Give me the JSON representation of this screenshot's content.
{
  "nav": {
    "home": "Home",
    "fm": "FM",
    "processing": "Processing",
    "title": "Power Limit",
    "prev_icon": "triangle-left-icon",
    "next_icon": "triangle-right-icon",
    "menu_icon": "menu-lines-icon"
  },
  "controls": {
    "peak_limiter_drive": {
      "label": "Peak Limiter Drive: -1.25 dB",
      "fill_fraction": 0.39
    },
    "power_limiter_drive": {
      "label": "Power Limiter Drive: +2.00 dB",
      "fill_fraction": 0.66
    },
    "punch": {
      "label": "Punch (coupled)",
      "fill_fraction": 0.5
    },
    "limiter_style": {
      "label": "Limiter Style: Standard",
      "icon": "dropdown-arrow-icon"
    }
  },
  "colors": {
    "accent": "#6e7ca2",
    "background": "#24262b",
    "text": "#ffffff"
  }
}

:::::

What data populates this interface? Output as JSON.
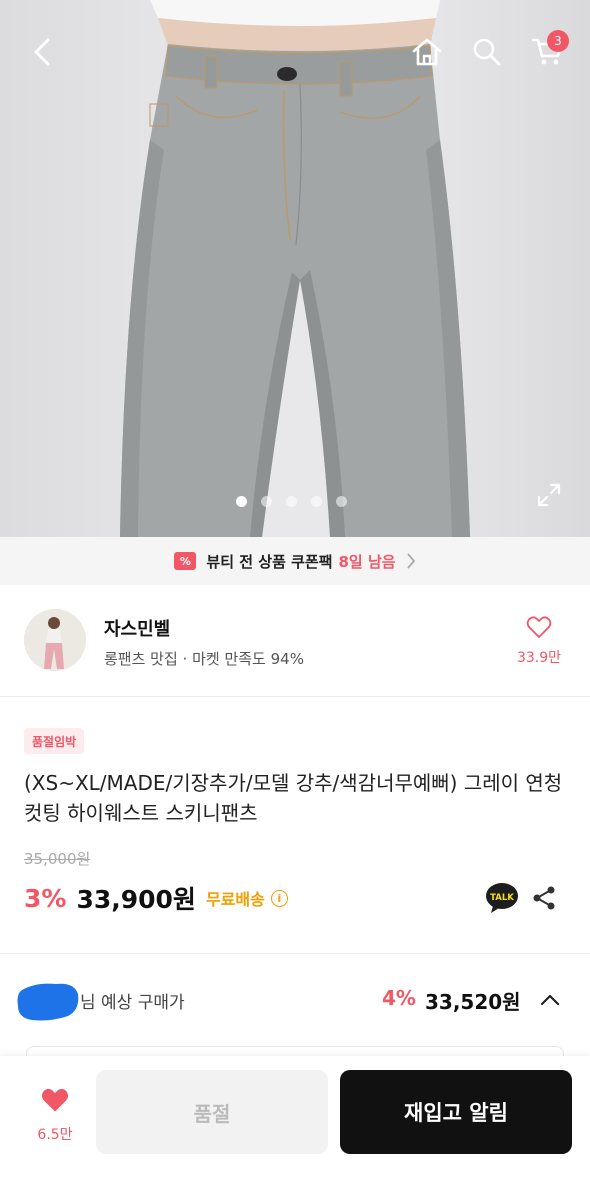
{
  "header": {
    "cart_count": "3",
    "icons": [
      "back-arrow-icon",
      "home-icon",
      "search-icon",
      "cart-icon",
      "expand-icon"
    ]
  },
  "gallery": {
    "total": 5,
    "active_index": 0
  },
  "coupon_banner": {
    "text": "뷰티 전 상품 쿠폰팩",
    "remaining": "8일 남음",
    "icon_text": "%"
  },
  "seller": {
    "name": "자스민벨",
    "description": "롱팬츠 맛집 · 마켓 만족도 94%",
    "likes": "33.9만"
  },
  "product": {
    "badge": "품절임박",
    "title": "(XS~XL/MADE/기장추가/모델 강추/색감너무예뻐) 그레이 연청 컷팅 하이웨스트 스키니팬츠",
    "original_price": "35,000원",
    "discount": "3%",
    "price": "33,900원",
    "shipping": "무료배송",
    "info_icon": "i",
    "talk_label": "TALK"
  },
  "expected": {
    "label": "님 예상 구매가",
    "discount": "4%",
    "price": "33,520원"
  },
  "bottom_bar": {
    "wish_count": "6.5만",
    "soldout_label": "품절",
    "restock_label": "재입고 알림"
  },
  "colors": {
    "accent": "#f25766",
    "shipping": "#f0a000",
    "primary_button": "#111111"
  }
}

:::::

Check every line for "title" and show the ones that have it.

    "title": "Power Limit",
    "title": "(XS~XL/MADE/기장추가/모델 강추/색감너무예뻐) 그레이 연청 컷팅 하이웨스트 스키니팬츠",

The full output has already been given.